Write out the material exactly, without any of its pictures.

# Start of Dataset records

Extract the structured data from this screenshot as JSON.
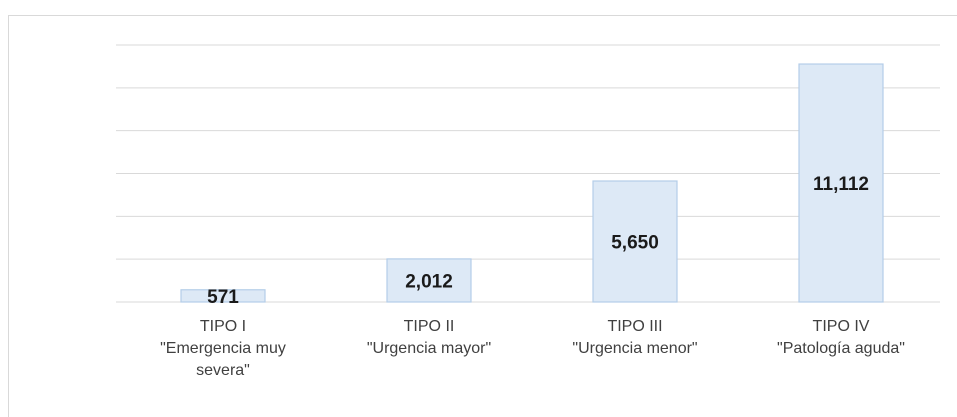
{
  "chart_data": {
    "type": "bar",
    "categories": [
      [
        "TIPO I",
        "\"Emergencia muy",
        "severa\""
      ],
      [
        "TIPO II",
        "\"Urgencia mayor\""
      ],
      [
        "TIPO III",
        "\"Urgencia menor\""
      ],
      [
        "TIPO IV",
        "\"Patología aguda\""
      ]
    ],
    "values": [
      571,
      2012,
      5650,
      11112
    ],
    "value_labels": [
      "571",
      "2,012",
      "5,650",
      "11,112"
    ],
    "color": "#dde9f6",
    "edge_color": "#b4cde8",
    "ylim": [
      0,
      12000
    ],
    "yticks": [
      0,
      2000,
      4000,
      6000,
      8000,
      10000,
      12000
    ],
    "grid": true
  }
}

# End of Dataset records

- **Expected answer**:
Extract the structured data from this screenshot as JSON.
{
  "chart_data": {
    "type": "bar",
    "categories": [
      [
        "TIPO I",
        "\"Emergencia muy",
        "severa\""
      ],
      [
        "TIPO II",
        "\"Urgencia mayor\""
      ],
      [
        "TIPO III",
        "\"Urgencia menor\""
      ],
      [
        "TIPO IV",
        "\"Patología aguda\""
      ]
    ],
    "values": [
      571,
      2012,
      5650,
      11112
    ],
    "value_labels": [
      "571",
      "2,012",
      "5,650",
      "11,112"
    ],
    "color": "#dde9f6",
    "edge_color": "#b4cde8",
    "ylim": [
      0,
      12000
    ],
    "yticks": [
      0,
      2000,
      4000,
      6000,
      8000,
      10000,
      12000
    ],
    "grid": true
  }
}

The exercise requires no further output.